[RECORDS FOR THIS EXERCISE start]

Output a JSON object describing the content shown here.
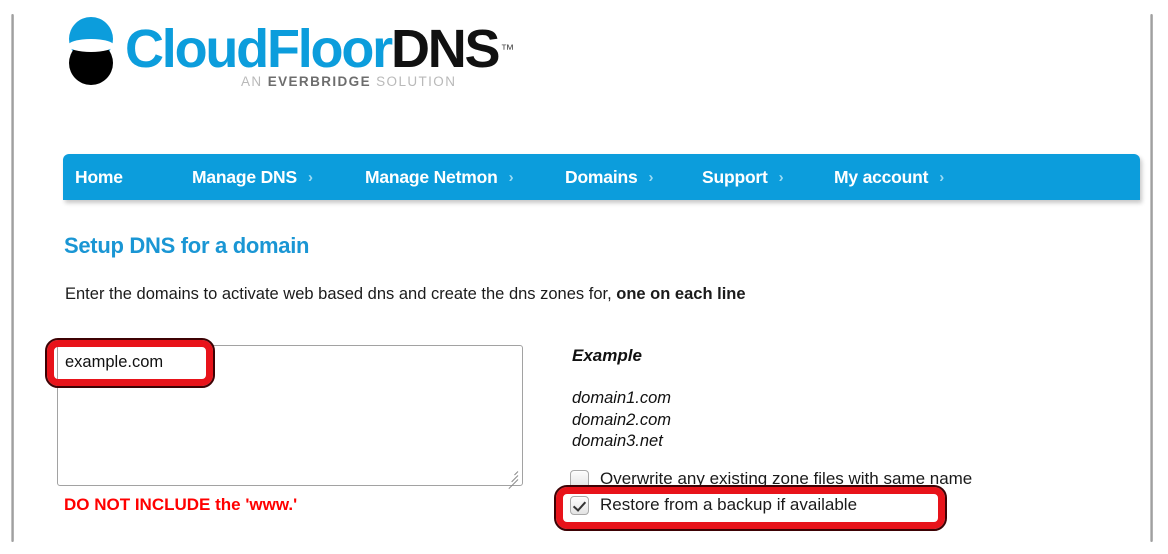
{
  "brand": {
    "logo_icon": "cloudfloordns-circles-logo",
    "name_part1": "CloudFloor",
    "name_part2": "DNS",
    "trademark": "™",
    "tagline_prefix": "AN ",
    "tagline_brand": "EVERBRIDGE",
    "tagline_suffix": " SOLUTION",
    "accent_color": "#0c9ddc",
    "dark_color": "#000000"
  },
  "nav": {
    "items": [
      {
        "label": "Home",
        "chevron": "",
        "name": "nav-item-home"
      },
      {
        "label": "Manage DNS",
        "chevron": "›",
        "name": "nav-item-manage-dns"
      },
      {
        "label": "Manage Netmon",
        "chevron": "›",
        "name": "nav-item-manage-netmon"
      },
      {
        "label": "Domains",
        "chevron": "›",
        "name": "nav-item-domains"
      },
      {
        "label": "Support",
        "chevron": "›",
        "name": "nav-item-support"
      },
      {
        "label": "My account",
        "chevron": "›",
        "name": "nav-item-my-account"
      }
    ]
  },
  "main": {
    "title": "Setup DNS for a domain",
    "intro_text": "Enter the domains to activate web based dns and create the dns zones for, ",
    "intro_bold": "one on each line",
    "textarea": {
      "value": "example.com",
      "placeholder": ""
    },
    "warning": "DO NOT INCLUDE the 'www.'",
    "warning_color": "#ff0000",
    "example": {
      "heading": "Example",
      "lines": [
        "domain1.com",
        "domain2.com",
        "domain3.net"
      ]
    },
    "checkboxes": [
      {
        "label": "Overwrite any existing zone files with same name",
        "checked": false,
        "name": "checkbox-overwrite-existing-zone-files"
      },
      {
        "label": "Restore from a backup if available",
        "checked": true,
        "name": "checkbox-restore-from-backup"
      }
    ]
  },
  "annotations": {
    "highlight_color": "#e8131a",
    "boxes": [
      {
        "target": "domains-textarea-first-line"
      },
      {
        "target": "checkbox-restore-from-backup-row"
      }
    ]
  }
}
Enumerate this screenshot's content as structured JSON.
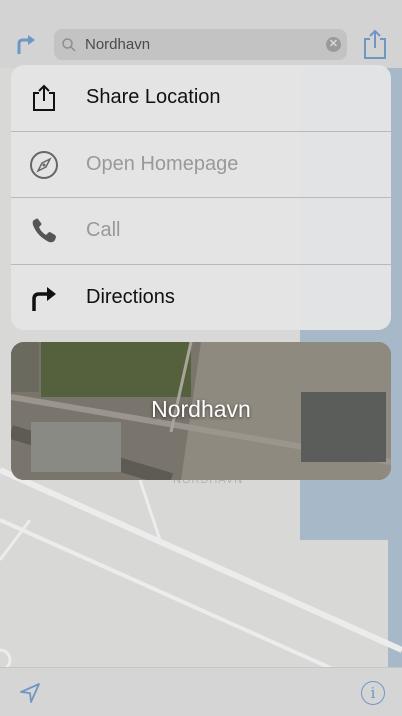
{
  "search": {
    "query": "Nordhavn",
    "clear_symbol": "✕"
  },
  "menu": {
    "items": [
      {
        "label": "Share Location",
        "icon": "share-icon",
        "enabled": true
      },
      {
        "label": "Open Homepage",
        "icon": "compass-icon",
        "enabled": false
      },
      {
        "label": "Call",
        "icon": "phone-icon",
        "enabled": false
      },
      {
        "label": "Directions",
        "icon": "directions-arrow-icon",
        "enabled": true
      }
    ]
  },
  "card": {
    "title": "Nordhavn"
  },
  "map": {
    "place_label": "NORDHAVN"
  },
  "bottom": {
    "info_symbol": "i"
  },
  "colors": {
    "accent": "#6f97c4",
    "dim_text": "#999999",
    "water": "#a9bccc"
  }
}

[RECORDS FOR THIS EXERCISE end]

| PROBLEM DESCRIPTION |
Output, exactly, all the records above; include no pictures.

| EXERCISE RESPONSE |
Output a JSON object describing the content shown here.
{
  "brand": {
    "logo_icon": "cloudfloordns-circles-logo",
    "name_part1": "CloudFloor",
    "name_part2": "DNS",
    "trademark": "™",
    "tagline_prefix": "AN ",
    "tagline_brand": "EVERBRIDGE",
    "tagline_suffix": " SOLUTION",
    "accent_color": "#0c9ddc",
    "dark_color": "#000000"
  },
  "nav": {
    "items": [
      {
        "label": "Home",
        "chevron": "",
        "name": "nav-item-home"
      },
      {
        "label": "Manage DNS",
        "chevron": "›",
        "name": "nav-item-manage-dns"
      },
      {
        "label": "Manage Netmon",
        "chevron": "›",
        "name": "nav-item-manage-netmon"
      },
      {
        "label": "Domains",
        "chevron": "›",
        "name": "nav-item-domains"
      },
      {
        "label": "Support",
        "chevron": "›",
        "name": "nav-item-support"
      },
      {
        "label": "My account",
        "chevron": "›",
        "name": "nav-item-my-account"
      }
    ]
  },
  "main": {
    "title": "Setup DNS for a domain",
    "intro_text": "Enter the domains to activate web based dns and create the dns zones for, ",
    "intro_bold": "one on each line",
    "textarea": {
      "value": "example.com",
      "placeholder": ""
    },
    "warning": "DO NOT INCLUDE the 'www.'",
    "warning_color": "#ff0000",
    "example": {
      "heading": "Example",
      "lines": [
        "domain1.com",
        "domain2.com",
        "domain3.net"
      ]
    },
    "checkboxes": [
      {
        "label": "Overwrite any existing zone files with same name",
        "checked": false,
        "name": "checkbox-overwrite-existing-zone-files"
      },
      {
        "label": "Restore from a backup if available",
        "checked": true,
        "name": "checkbox-restore-from-backup"
      }
    ]
  },
  "annotations": {
    "highlight_color": "#e8131a",
    "boxes": [
      {
        "target": "domains-textarea-first-line"
      },
      {
        "target": "checkbox-restore-from-backup-row"
      }
    ]
  }
}
Enumerate this screenshot's content as structured JSON.
{
  "search": {
    "query": "Nordhavn",
    "clear_symbol": "✕"
  },
  "menu": {
    "items": [
      {
        "label": "Share Location",
        "icon": "share-icon",
        "enabled": true
      },
      {
        "label": "Open Homepage",
        "icon": "compass-icon",
        "enabled": false
      },
      {
        "label": "Call",
        "icon": "phone-icon",
        "enabled": false
      },
      {
        "label": "Directions",
        "icon": "directions-arrow-icon",
        "enabled": true
      }
    ]
  },
  "card": {
    "title": "Nordhavn"
  },
  "map": {
    "place_label": "NORDHAVN"
  },
  "bottom": {
    "info_symbol": "i"
  },
  "colors": {
    "accent": "#6f97c4",
    "dim_text": "#999999",
    "water": "#a9bccc"
  }
}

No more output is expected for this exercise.